Lenfilm and Mosfilm: A Historical Celebration

in 12th Vladivostok Pacific Meridian International Film Festival

by Shahla Nahid

A certain glance into the archives at the Vladivostok Meridian-Pacific Film Festival see the Russian Lenfilm and Mosfilm respectively celebrate; the first, its centenary and, the second, its 90th birthday of existence. However, their heritage, the films which marked the world of the cinema, some by their innovative language, others by the revelation of the weight of the political burdens as well as the attempts to distract people, had for a long time remained forgotten by the world. Some had quite simply disappeared in wars, by neglect, fires or by chemical interactions of materials used in the manufacture of the negative rolls.

Soviet Silent films, which remained excluded from the trade market, were a part of it and had remained unknown until shortly after WWII in France, in Western Europe and other places, except in the Weimar Republic. It was only after 1945 that cinema lovers could discover the Soviet cinema of the 1920s and get to know works from Sergei Eisenstein, Dziga Vertov, Alexander Dovzhenko, Vsevolod Pudovkin and some other filmmakers.

Some attempts were undertaken during these past years which gave the chance to the amateurs of the golden age of the Russian and Soviet cinema to discover an extraordinarily rich, informative and varied film. The masterfully organized retrospectives by the George-Pompidou Center in Paris from 1979 to 1981, and the Locarno Film festival which, in 1985, contributed to revealing the talent of Boris Barnet, are examples of these attempts.

Then came the turn of the Orsay Museum which organized, in 1996, a retrospective of one of the principal and pioneering studios of 1920; Mejrabpom-Rus. In 2000, the Locarno Film Festival chose to look at this cinema from the point of view of the censure and showed about fifty censured films from the Soviet Film Archive. This marvelous initiative was taken again by the Pompidou Center in Paris in 2003 under the evocative title of Freezing and Thaw: 1926-1965, by adding some twenty more films, in particular the censured ones together with the original versions. La Rochelle Film Festival in France, in collaboration with the Cinémathèque of Toulouse and on the occasion of its 50th birthday, enriched this initiative by introducing a section called The Golden Age of the Soviet Silent Films.

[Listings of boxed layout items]
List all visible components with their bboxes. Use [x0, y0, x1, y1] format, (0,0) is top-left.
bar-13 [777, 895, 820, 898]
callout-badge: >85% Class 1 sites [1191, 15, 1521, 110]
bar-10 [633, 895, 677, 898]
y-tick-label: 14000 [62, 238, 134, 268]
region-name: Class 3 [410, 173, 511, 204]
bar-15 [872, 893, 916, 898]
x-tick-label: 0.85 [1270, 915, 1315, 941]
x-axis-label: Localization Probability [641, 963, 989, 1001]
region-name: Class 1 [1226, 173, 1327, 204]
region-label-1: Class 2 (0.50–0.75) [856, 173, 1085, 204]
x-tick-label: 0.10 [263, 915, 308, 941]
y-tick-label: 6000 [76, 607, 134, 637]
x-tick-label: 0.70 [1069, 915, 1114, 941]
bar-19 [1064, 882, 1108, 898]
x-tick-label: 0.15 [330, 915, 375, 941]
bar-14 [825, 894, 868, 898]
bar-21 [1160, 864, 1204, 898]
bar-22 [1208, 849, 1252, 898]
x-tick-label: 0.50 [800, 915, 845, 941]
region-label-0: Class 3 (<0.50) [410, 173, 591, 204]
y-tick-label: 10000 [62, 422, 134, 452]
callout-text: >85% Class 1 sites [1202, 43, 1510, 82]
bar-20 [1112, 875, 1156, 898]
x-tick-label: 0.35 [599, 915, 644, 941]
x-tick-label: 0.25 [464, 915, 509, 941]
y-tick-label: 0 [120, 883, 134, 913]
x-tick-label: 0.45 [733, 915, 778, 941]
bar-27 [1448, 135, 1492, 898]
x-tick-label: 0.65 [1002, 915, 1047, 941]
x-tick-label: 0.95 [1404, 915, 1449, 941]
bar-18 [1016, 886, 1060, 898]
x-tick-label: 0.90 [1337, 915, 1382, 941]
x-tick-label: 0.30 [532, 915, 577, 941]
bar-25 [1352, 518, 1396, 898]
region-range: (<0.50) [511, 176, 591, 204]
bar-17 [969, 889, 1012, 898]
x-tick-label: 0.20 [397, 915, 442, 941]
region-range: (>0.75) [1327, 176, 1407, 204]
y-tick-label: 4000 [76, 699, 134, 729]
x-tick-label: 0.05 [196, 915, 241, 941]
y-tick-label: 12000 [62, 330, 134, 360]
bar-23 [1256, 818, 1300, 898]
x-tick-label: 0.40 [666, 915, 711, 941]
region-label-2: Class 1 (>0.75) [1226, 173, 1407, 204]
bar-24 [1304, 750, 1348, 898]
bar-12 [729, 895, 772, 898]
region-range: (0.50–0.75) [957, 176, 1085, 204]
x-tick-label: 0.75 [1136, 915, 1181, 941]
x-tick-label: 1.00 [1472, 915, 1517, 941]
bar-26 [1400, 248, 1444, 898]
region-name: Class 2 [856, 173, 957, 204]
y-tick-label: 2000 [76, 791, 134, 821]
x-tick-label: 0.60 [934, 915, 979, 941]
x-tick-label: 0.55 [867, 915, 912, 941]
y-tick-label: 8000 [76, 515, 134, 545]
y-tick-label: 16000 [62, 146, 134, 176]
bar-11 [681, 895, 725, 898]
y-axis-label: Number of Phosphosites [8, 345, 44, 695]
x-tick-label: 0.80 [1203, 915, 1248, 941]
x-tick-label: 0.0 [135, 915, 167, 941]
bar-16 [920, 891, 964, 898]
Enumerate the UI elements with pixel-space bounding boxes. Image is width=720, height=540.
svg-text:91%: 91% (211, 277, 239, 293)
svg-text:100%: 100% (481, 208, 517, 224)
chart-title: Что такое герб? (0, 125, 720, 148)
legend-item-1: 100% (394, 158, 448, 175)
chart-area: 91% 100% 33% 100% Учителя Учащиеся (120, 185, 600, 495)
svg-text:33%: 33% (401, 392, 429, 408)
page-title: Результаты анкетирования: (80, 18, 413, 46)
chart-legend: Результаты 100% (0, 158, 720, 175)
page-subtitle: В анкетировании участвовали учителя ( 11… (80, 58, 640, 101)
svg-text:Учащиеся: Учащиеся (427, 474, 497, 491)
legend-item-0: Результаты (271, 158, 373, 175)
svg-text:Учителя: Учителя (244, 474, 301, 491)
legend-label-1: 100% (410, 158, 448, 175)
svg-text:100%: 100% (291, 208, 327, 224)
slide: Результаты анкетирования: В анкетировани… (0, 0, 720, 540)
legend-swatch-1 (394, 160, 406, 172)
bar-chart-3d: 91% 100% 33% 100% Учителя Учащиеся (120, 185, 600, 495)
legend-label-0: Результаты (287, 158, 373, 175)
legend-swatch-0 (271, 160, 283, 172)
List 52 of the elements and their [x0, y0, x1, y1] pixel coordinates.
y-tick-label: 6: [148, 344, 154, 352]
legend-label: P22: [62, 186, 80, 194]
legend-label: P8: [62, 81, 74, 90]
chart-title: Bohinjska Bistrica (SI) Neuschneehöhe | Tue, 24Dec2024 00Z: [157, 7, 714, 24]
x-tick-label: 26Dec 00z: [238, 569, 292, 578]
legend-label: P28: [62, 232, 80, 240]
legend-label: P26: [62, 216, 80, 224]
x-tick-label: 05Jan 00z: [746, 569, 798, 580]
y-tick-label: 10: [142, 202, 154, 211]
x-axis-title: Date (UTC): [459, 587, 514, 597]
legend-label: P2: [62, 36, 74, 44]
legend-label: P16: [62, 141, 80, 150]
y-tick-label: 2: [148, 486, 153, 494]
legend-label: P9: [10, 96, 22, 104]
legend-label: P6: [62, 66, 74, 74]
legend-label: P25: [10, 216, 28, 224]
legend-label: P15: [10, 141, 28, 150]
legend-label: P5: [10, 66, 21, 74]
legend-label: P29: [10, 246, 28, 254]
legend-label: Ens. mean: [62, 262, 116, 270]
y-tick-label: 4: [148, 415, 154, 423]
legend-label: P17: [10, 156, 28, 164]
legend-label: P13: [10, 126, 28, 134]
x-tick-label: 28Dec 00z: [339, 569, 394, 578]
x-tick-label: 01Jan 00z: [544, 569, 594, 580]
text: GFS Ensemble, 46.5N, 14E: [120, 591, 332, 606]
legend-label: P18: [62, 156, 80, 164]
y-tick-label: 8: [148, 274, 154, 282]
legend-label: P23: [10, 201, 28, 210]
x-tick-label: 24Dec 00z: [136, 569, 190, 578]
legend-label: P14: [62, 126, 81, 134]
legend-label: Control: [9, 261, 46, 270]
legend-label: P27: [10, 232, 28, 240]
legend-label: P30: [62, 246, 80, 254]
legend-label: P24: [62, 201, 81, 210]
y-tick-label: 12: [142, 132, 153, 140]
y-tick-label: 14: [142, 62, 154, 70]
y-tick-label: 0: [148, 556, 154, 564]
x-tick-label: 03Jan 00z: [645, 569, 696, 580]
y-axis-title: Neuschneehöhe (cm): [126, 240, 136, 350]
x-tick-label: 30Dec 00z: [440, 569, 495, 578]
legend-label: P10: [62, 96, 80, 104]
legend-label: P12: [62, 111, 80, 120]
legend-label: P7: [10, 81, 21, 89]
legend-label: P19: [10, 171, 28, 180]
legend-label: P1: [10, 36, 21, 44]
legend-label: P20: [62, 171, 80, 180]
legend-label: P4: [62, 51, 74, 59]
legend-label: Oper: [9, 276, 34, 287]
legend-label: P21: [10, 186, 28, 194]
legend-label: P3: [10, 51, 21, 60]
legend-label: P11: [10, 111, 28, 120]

To-do list:
- A) Answer these questions about the article on Lenfilm and Mosfilm:
(i) Which anniversary is Lenfilm celebrating?
(ii) After which year could cinema lovers discover the Soviet cinema of the 1920s?
(iii) Which festival helped reveal the talent of Boris Barnet in 1985?
- B) Rewrite everything in the article from "Then came the" down to "Soviet Silent Films.", swapping "Orsay Museum" for "Orsay Gallery".
The material is separate from the article and unrelated to it.

Solutions in order:
- A)
(i) Its centenary.
(ii) 1945.
(iii) The Locarno Film Festival.

- B)
Then came the turn of the Orsay Gallery which organized, in 1996, a retrospective of one of the principal and pioneering studios of 1920; Mejrabpom-Rus. In 2000, the Locarno Film Festival chose to look at this cinema from the point of view of the censure and showed about fifty censured films from the Soviet Film Archive. This marvelous initiative was taken again by the Pompidou Center in Paris in 2003 under the evocative title of Freezing and Thaw: 1926-1965, by adding some twenty more films, in particular the censured ones together with the original versions. La Rochelle Film Festival in France, in collaboration with the Cinémathèque of Toulouse and on the occasion of its 50th birthday, enriched this initiative by introducing a section called The Golden Age of the Soviet Silent Films.